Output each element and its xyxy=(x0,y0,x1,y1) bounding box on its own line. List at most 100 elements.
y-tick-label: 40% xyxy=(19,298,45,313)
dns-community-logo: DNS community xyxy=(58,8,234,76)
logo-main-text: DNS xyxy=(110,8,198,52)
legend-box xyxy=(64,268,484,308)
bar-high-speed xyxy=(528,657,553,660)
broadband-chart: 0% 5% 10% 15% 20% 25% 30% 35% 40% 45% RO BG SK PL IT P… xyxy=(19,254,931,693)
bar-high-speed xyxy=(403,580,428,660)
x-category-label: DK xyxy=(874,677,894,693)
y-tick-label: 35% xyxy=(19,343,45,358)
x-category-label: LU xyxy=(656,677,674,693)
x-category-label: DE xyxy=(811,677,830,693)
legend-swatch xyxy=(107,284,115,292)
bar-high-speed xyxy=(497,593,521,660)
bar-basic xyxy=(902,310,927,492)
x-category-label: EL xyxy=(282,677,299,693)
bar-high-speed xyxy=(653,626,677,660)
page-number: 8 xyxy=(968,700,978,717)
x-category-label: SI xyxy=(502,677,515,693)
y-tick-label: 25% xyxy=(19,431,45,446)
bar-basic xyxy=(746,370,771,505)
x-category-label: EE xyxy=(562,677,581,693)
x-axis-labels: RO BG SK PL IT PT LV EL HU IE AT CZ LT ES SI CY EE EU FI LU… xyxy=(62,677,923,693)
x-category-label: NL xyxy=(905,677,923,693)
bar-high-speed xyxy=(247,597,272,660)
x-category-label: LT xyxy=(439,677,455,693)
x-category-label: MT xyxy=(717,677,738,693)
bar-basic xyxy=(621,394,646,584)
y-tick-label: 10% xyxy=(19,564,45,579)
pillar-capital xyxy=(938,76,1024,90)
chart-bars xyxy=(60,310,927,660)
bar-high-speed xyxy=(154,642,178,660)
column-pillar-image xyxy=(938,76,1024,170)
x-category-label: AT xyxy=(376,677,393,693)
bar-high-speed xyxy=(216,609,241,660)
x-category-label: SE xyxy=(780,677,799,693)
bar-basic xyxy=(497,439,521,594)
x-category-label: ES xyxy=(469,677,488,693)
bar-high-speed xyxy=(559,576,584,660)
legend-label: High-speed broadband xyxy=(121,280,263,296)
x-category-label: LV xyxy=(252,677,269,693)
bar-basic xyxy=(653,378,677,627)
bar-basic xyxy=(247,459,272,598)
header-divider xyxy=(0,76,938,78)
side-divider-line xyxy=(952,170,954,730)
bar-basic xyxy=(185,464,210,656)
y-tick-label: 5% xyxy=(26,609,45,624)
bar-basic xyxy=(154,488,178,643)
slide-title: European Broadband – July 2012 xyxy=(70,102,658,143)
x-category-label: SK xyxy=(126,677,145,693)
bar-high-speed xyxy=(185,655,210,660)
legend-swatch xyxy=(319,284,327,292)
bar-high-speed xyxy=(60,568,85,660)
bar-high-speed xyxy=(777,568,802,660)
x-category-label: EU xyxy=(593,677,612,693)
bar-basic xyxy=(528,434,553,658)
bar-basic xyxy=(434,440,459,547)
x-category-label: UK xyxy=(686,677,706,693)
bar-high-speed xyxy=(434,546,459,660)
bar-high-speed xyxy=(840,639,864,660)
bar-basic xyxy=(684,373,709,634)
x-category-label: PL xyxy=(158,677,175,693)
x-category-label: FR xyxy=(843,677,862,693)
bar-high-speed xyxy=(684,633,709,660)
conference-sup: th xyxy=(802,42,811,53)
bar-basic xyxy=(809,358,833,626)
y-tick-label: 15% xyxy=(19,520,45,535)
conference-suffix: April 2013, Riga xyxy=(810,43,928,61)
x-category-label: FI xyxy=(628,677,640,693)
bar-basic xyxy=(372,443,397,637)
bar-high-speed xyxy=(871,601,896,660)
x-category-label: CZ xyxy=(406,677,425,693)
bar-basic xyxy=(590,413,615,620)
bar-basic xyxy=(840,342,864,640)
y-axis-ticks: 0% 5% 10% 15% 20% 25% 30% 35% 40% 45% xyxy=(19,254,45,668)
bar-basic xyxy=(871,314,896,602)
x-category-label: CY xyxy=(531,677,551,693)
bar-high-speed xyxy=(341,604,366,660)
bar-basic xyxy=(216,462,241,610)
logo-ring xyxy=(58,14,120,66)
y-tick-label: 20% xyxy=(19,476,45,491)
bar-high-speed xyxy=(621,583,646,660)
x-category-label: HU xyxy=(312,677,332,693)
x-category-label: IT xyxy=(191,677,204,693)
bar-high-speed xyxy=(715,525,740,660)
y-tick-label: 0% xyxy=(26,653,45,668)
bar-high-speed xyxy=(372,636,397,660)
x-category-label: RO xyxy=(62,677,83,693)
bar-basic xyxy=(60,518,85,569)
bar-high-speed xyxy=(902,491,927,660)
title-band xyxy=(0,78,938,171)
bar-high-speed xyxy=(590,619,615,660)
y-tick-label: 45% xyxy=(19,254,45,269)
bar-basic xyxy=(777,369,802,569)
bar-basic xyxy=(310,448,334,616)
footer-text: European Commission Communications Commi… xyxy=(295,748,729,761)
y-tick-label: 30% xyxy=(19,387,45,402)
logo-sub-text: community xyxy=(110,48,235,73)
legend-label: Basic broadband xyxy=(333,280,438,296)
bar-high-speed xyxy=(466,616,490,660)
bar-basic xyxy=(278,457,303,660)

■ AIM OF THE EXERCISE
Reproduce the entries above word for word, each one unchanged.

■ SOLUTION TO THE EXERCISE
Output each element and its xyxy=(x0,y0,x1,y1) bounding box on its own line. List at most 100 elements.
y-tick-label: 40% xyxy=(19,298,45,313)
dns-community-logo: DNS community xyxy=(58,8,234,76)
logo-main-text: DNS xyxy=(110,8,198,52)
legend-box xyxy=(64,268,484,308)
bar-high-speed xyxy=(528,657,553,660)
broadband-chart: 0% 5% 10% 15% 20% 25% 30% 35% 40% 45% RO BG SK PL IT P… xyxy=(19,254,931,693)
bar-high-speed xyxy=(403,580,428,660)
x-category-label: DK xyxy=(874,677,894,693)
y-tick-label: 35% xyxy=(19,343,45,358)
x-category-label: LU xyxy=(656,677,674,693)
x-category-label: DE xyxy=(811,677,830,693)
legend-swatch xyxy=(107,284,115,292)
bar-high-speed xyxy=(497,593,521,660)
bar-basic xyxy=(902,310,927,492)
x-category-label: EL xyxy=(282,677,299,693)
bar-high-speed xyxy=(653,626,677,660)
page-number: 8 xyxy=(968,700,978,717)
x-category-label: SI xyxy=(502,677,515,693)
y-tick-label: 25% xyxy=(19,431,45,446)
bar-basic xyxy=(746,370,771,505)
x-category-label: EE xyxy=(562,677,581,693)
x-axis-labels: RO BG SK PL IT PT LV EL HU IE AT CZ LT ES SI CY EE EU FI LU… xyxy=(62,677,923,693)
x-category-label: NL xyxy=(905,677,923,693)
bar-high-speed xyxy=(247,597,272,660)
x-category-label: LT xyxy=(439,677,455,693)
x-category-label: MT xyxy=(717,677,738,693)
bar-basic xyxy=(621,394,646,584)
y-tick-label: 10% xyxy=(19,564,45,579)
pillar-capital xyxy=(938,76,1024,90)
chart-bars xyxy=(60,310,927,660)
bar-high-speed xyxy=(154,642,178,660)
column-pillar-image xyxy=(938,76,1024,170)
x-category-label: AT xyxy=(376,677,393,693)
bar-high-speed xyxy=(216,609,241,660)
x-category-label: SE xyxy=(780,677,799,693)
bar-basic xyxy=(497,439,521,594)
x-category-label: ES xyxy=(469,677,488,693)
bar-high-speed xyxy=(559,576,584,660)
legend-label: High-speed broadband xyxy=(121,280,263,296)
x-category-label: LV xyxy=(252,677,269,693)
bar-basic xyxy=(653,378,677,627)
bar-basic xyxy=(247,459,272,598)
header-divider xyxy=(0,76,938,78)
side-divider-line xyxy=(952,170,954,730)
bar-basic xyxy=(185,464,210,656)
y-tick-label: 5% xyxy=(26,609,45,624)
bar-basic xyxy=(154,488,178,643)
slide-title: European Broadband – July 2012 xyxy=(70,102,658,143)
x-category-label: SK xyxy=(126,677,145,693)
bar-high-speed xyxy=(185,655,210,660)
legend-swatch xyxy=(319,284,327,292)
bar-high-speed xyxy=(60,568,85,660)
bar-high-speed xyxy=(777,568,802,660)
x-category-label: EU xyxy=(593,677,612,693)
bar-basic xyxy=(528,434,553,658)
bar-basic xyxy=(434,440,459,547)
x-category-label: UK xyxy=(686,677,706,693)
bar-high-speed xyxy=(434,546,459,660)
bar-high-speed xyxy=(840,639,864,660)
bar-basic xyxy=(684,373,709,634)
x-category-label: PL xyxy=(158,677,175,693)
x-category-label: FR xyxy=(843,677,862,693)
bar-high-speed xyxy=(684,633,709,660)
conference-sup: th xyxy=(802,42,811,53)
bar-basic xyxy=(809,358,833,626)
y-tick-label: 15% xyxy=(19,520,45,535)
conference-suffix: April 2013, Riga xyxy=(810,43,928,61)
x-category-label: FI xyxy=(628,677,640,693)
bar-basic xyxy=(372,443,397,637)
bar-high-speed xyxy=(871,601,896,660)
x-category-label: CZ xyxy=(406,677,425,693)
bar-basic xyxy=(590,413,615,620)
bar-basic xyxy=(840,342,864,640)
y-axis-ticks: 0% 5% 10% 15% 20% 25% 30% 35% 40% 45% xyxy=(19,254,45,668)
bar-basic xyxy=(871,314,896,602)
x-category-label: CY xyxy=(531,677,551,693)
bar-high-speed xyxy=(341,604,366,660)
bar-basic xyxy=(216,462,241,610)
logo-ring xyxy=(58,14,120,66)
y-tick-label: 20% xyxy=(19,476,45,491)
bar-high-speed xyxy=(621,583,646,660)
x-category-label: HU xyxy=(312,677,332,693)
x-category-label: IT xyxy=(191,677,204,693)
bar-high-speed xyxy=(715,525,740,660)
y-tick-label: 0% xyxy=(26,653,45,668)
bar-high-speed xyxy=(372,636,397,660)
x-category-label: RO xyxy=(62,677,83,693)
bar-basic xyxy=(60,518,85,569)
bar-high-speed xyxy=(902,491,927,660)
title-band xyxy=(0,78,938,171)
bar-high-speed xyxy=(590,619,615,660)
y-tick-label: 45% xyxy=(19,254,45,269)
bar-basic xyxy=(777,369,802,569)
bar-basic xyxy=(310,448,334,616)
footer-text: European Commission Communications Commi… xyxy=(295,748,729,761)
y-tick-label: 30% xyxy=(19,387,45,402)
logo-sub-text: community xyxy=(110,48,235,73)
legend-label: Basic broadband xyxy=(333,280,438,296)
bar-high-speed xyxy=(466,616,490,660)
bar-basic xyxy=(278,457,303,660)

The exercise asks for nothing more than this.